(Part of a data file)
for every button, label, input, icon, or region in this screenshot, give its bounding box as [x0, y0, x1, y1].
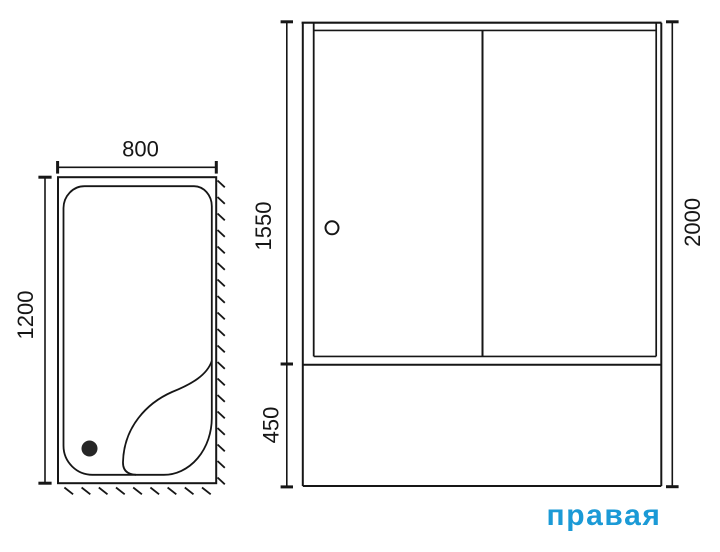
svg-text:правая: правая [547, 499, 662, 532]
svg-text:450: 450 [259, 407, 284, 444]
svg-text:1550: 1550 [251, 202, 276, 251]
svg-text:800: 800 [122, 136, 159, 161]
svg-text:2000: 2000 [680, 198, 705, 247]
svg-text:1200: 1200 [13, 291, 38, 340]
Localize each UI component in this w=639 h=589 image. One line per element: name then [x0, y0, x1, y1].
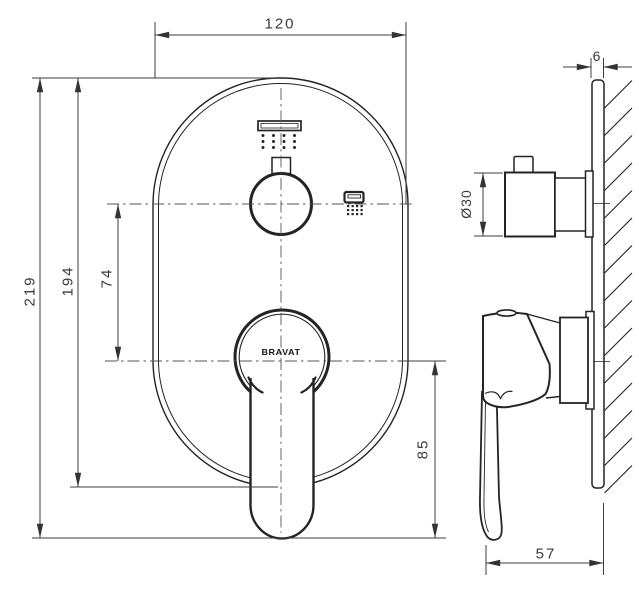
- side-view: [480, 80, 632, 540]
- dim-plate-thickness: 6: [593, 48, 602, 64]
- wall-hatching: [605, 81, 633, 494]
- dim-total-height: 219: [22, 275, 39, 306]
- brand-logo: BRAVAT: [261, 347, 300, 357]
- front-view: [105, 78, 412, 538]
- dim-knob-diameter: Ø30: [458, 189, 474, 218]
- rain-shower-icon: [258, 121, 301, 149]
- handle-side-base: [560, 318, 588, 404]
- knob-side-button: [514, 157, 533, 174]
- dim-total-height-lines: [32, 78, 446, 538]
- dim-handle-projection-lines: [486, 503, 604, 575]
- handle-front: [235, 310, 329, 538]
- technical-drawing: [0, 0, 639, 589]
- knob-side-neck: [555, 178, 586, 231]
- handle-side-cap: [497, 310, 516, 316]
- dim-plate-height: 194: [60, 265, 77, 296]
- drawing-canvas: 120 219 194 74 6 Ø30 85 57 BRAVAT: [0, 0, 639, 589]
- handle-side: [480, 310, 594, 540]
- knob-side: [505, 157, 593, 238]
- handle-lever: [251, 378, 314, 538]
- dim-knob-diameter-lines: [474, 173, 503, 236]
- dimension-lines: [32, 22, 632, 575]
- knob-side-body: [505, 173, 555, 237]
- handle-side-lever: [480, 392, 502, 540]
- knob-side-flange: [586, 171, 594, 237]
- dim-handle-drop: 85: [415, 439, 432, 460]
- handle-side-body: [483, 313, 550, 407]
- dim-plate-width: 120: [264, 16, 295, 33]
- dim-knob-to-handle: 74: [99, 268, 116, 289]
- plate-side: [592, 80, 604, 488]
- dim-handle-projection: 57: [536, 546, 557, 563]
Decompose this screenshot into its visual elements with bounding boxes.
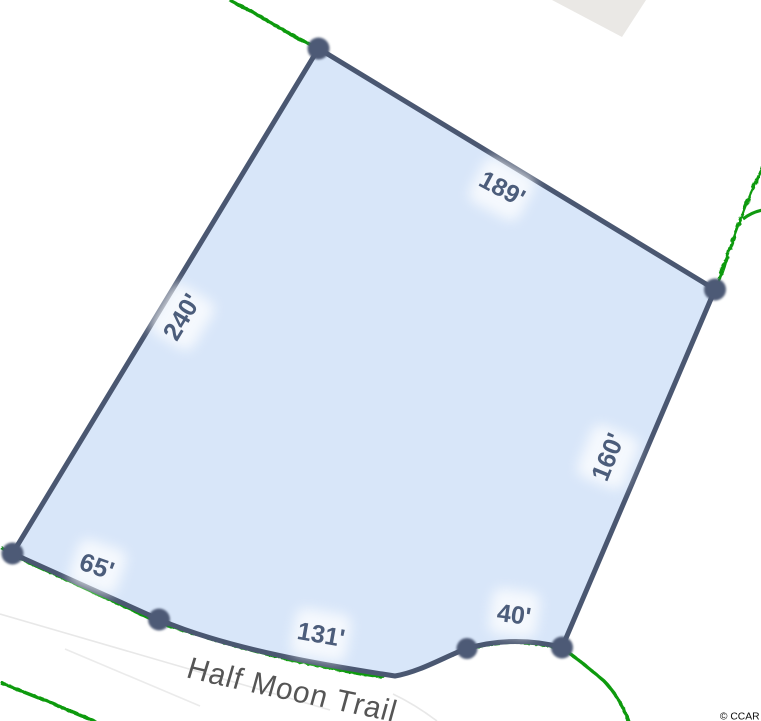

OBJECTIVE: Copy out every line from the line with "Localize each UI" to the line with "- handle-side: [480, 310, 594, 540]", both included. Shift each number in the answers by -41, including the box coordinates and the figures in the names, and leave out the pictures.

ANSWER BELOW:
Localize each UI component in this w=639 h=589 image. One line per element: name then [x0, y0, x1, y1].
- side-view: [439, 39, 591, 499]
- dim-plate-thickness: -35: [552, 7, 561, 23]
- wall-hatching: [564, 40, 592, 453]
- dim-total-height: 178: [-19, 234, -2, 265]
- brand-logo: BRAVAT: [220, 306, 259, 316]
- front-view: [64, 37, 371, 497]
- dim-knob-diameter: Ø-11: [417, 148, 433, 177]
- rain-shower-icon: [217, 80, 260, 108]
- handle-side-base: [519, 277, 547, 363]
- knob-side-button: [473, 116, 492, 133]
- dim-total-height-lines: [-9, 37, 405, 497]
- dim-handle-projection-lines: [445, 462, 563, 534]
- handle-front: [194, 269, 288, 497]
- technical-drawing: [-41, -41, 598, 548]
- knob-side-neck: [514, 137, 545, 190]
- handle-side-cap: [456, 269, 475, 275]
- dim-plate-height: 153: [19, 224, 36, 255]
- drawing-canvas: 79 178 153 33 -35 Ø-11 44 16 BRAVAT: [-41, -41, 598, 548]
- handle-side: [439, 269, 553, 499]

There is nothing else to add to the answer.